[Items from a figure collection]
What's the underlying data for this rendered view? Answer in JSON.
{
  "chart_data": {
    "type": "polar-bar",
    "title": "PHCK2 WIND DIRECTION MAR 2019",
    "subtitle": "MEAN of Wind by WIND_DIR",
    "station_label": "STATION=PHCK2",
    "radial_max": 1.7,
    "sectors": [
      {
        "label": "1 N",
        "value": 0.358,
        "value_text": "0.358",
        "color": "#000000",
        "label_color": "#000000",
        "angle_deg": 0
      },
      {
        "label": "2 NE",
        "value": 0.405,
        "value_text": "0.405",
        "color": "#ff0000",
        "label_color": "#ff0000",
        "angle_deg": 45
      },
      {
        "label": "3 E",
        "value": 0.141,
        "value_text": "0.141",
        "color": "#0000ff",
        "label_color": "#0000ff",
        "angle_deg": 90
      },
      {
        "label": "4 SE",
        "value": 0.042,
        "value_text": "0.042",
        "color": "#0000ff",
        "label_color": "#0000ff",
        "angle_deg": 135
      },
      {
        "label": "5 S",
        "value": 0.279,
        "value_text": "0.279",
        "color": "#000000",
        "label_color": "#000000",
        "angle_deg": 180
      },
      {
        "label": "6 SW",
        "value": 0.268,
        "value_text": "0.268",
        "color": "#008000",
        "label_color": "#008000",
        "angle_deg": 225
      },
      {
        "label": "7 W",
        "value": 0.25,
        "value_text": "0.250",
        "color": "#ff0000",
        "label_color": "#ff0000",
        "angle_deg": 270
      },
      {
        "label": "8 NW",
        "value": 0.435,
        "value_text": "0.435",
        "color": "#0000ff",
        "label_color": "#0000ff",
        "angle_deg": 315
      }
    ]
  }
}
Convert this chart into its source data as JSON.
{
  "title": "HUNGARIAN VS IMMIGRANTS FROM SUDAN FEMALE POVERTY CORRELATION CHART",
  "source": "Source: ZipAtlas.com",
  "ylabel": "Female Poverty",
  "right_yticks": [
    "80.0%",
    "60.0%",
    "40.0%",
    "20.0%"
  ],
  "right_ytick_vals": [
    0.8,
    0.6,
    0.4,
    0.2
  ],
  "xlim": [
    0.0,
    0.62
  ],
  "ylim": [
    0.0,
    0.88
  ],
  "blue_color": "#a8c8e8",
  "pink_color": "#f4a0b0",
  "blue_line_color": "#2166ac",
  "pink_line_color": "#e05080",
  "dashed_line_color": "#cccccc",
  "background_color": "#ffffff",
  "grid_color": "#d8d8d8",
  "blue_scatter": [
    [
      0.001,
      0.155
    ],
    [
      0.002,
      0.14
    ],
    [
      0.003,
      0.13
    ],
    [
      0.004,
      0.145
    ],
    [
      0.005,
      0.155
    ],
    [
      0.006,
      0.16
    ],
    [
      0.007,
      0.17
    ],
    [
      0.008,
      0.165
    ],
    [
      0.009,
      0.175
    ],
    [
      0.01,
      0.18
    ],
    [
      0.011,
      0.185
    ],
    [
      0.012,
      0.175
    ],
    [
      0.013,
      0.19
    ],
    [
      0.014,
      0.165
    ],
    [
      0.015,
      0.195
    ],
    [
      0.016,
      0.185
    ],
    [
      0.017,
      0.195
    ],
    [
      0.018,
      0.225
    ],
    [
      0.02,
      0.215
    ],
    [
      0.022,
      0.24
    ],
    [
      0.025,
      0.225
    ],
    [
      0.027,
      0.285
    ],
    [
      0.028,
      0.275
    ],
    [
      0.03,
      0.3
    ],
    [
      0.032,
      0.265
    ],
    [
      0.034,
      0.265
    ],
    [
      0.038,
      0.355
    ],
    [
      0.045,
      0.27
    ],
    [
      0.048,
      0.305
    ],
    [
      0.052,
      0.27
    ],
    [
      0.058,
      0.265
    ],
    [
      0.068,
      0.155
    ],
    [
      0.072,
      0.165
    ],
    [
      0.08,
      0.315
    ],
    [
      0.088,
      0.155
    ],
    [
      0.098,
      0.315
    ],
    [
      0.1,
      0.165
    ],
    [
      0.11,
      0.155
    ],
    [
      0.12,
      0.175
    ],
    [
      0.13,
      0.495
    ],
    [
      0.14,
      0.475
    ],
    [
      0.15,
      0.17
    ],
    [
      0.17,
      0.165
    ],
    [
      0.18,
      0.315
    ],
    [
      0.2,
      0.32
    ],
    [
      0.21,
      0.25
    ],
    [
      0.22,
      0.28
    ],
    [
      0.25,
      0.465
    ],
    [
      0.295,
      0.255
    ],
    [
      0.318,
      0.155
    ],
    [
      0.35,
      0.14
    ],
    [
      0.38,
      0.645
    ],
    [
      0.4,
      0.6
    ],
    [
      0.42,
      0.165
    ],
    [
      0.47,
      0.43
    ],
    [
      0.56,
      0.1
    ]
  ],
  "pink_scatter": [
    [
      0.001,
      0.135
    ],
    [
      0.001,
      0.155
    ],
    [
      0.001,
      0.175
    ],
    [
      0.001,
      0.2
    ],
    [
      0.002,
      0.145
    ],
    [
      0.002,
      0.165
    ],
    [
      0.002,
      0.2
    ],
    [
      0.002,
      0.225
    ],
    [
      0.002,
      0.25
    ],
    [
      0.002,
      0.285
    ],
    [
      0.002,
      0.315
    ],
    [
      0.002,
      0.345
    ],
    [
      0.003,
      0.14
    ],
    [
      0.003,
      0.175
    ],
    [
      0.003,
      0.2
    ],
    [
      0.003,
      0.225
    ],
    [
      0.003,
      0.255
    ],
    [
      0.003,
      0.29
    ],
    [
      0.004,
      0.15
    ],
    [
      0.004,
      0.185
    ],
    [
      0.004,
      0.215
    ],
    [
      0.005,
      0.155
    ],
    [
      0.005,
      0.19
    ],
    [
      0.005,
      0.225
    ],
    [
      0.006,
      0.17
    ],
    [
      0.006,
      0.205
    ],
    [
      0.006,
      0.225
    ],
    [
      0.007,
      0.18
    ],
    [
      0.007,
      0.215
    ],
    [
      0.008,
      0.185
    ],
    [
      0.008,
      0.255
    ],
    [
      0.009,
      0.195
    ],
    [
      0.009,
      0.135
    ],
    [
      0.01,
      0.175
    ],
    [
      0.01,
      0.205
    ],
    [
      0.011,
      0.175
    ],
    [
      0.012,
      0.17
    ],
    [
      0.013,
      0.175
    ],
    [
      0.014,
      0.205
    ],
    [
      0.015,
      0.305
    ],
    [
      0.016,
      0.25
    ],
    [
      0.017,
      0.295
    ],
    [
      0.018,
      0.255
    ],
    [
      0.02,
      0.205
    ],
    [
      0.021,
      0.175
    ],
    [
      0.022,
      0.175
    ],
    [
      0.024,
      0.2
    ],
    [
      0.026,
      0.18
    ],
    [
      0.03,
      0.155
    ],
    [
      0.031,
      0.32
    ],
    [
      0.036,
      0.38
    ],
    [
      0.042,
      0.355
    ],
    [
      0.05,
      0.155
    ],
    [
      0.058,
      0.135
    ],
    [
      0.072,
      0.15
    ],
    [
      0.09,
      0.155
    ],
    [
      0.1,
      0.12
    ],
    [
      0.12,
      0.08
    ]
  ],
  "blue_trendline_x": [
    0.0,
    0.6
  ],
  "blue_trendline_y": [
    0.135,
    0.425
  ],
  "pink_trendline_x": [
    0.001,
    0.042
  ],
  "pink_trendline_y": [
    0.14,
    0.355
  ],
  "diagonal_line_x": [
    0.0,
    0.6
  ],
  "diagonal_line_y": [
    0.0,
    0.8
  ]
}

— Short task —
Report the number of lines in the entries above that include the word "this" and add nothing to it.

— Complete output —
2